Quote every line of the data below as it stands, omitting pictures.

** begin RECORD SET **

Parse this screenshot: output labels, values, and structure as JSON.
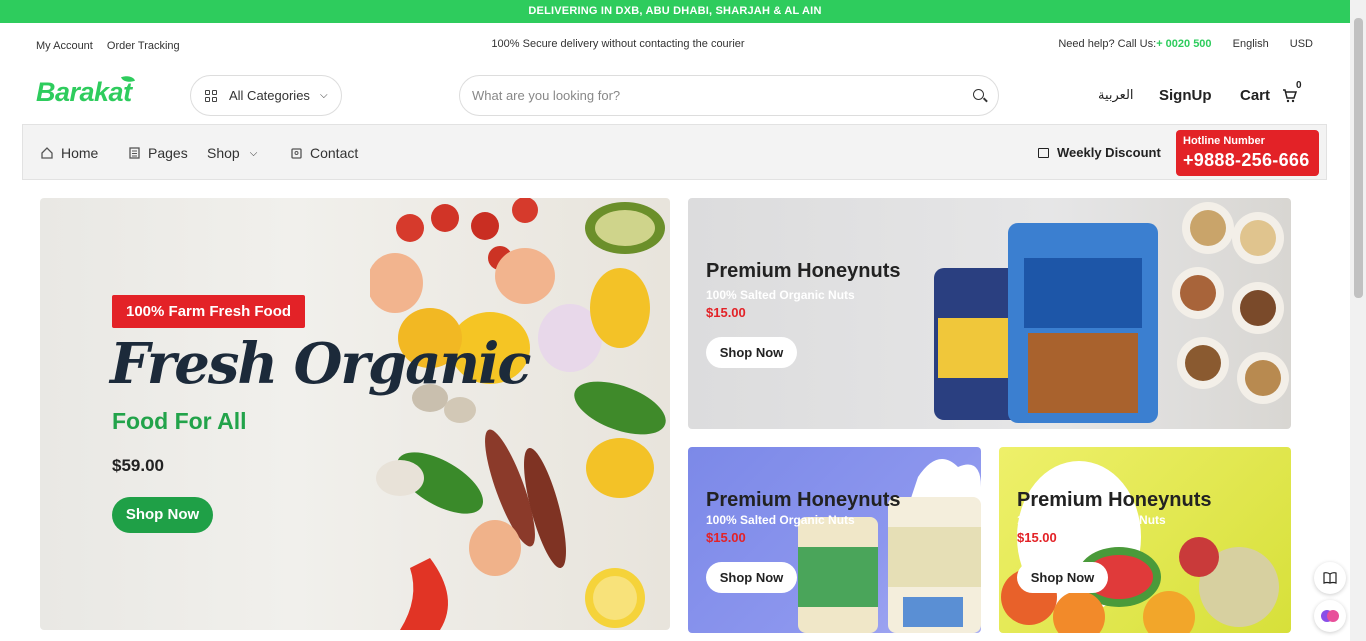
{
  "announcement": "DELIVERING IN DXB, ABU DHABI, SHARJAH & AL AIN",
  "topbar": {
    "my_account": "My Account",
    "order_tracking": "Order Tracking",
    "secure_text": "100% Secure delivery without contacting the courier",
    "help_text": "Need help? Call Us:",
    "phone": "+ 0020 500",
    "language": "English",
    "currency": "USD"
  },
  "header": {
    "logo": "Barakat",
    "categories_label": "All Categories",
    "search_placeholder": "What are you looking for?",
    "arabic": "العربية",
    "signup": "SignUp",
    "cart": "Cart",
    "cart_count": "0"
  },
  "nav": {
    "items": [
      {
        "label": "Home",
        "icon": "home-icon"
      },
      {
        "label": "Pages",
        "icon": "pages-icon"
      },
      {
        "label": "Shop",
        "icon": "chevron-down-icon"
      },
      {
        "label": "Contact",
        "icon": "contact-icon"
      }
    ],
    "weekly_discount": "Weekly Discount",
    "hotline_label": "Hotline Number",
    "hotline_number": "+9888-256-666"
  },
  "hero": {
    "badge": "100% Farm Fresh Food",
    "title": "Fresh Organic",
    "subtitle": "Food For All",
    "price": "$59.00",
    "button": "Shop Now"
  },
  "promos": [
    {
      "title": "Premium Honeynuts",
      "subtitle": "100% Salted Organic Nuts",
      "price": "$15.00",
      "button": "Shop Now"
    },
    {
      "title": "Premium Honeynuts",
      "subtitle": "100% Salted Organic Nuts",
      "price": "$15.00",
      "button": "Shop Now"
    },
    {
      "title": "Premium Honeynuts",
      "subtitle": "100% Salted Organic Nuts",
      "price": "$15.00",
      "button": "Shop Now"
    }
  ],
  "colors": {
    "brand_green": "#2ecc5d",
    "accent_red": "#e32227",
    "dark_green": "#1fa047"
  }
}
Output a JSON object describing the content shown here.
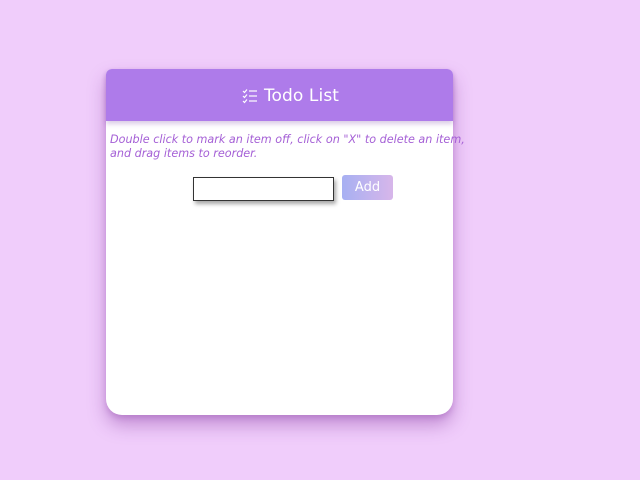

** end RECORD SET **

- **EXERCISE RESULT**:
Parse this screenshot: output labels, values, and structure as JSON.
{
  "announcement": "DELIVERING IN DXB, ABU DHABI, SHARJAH & AL AIN",
  "topbar": {
    "my_account": "My Account",
    "order_tracking": "Order Tracking",
    "secure_text": "100% Secure delivery without contacting the courier",
    "help_text": "Need help? Call Us:",
    "phone": "+ 0020 500",
    "language": "English",
    "currency": "USD"
  },
  "header": {
    "logo": "Barakat",
    "categories_label": "All Categories",
    "search_placeholder": "What are you looking for?",
    "arabic": "العربية",
    "signup": "SignUp",
    "cart": "Cart",
    "cart_count": "0"
  },
  "nav": {
    "items": [
      {
        "label": "Home",
        "icon": "home-icon"
      },
      {
        "label": "Pages",
        "icon": "pages-icon"
      },
      {
        "label": "Shop",
        "icon": "chevron-down-icon"
      },
      {
        "label": "Contact",
        "icon": "contact-icon"
      }
    ],
    "weekly_discount": "Weekly Discount",
    "hotline_label": "Hotline Number",
    "hotline_number": "+9888-256-666"
  },
  "hero": {
    "badge": "100% Farm Fresh Food",
    "title": "Fresh Organic",
    "subtitle": "Food For All",
    "price": "$59.00",
    "button": "Shop Now"
  },
  "promos": [
    {
      "title": "Premium Honeynuts",
      "subtitle": "100% Salted Organic Nuts",
      "price": "$15.00",
      "button": "Shop Now"
    },
    {
      "title": "Premium Honeynuts",
      "subtitle": "100% Salted Organic Nuts",
      "price": "$15.00",
      "button": "Shop Now"
    },
    {
      "title": "Premium Honeynuts",
      "subtitle": "100% Salted Organic Nuts",
      "price": "$15.00",
      "button": "Shop Now"
    }
  ],
  "colors": {
    "brand_green": "#2ecc5d",
    "accent_red": "#e32227",
    "dark_green": "#1fa047"
  }
}
Output a JSON object describing the content shown here.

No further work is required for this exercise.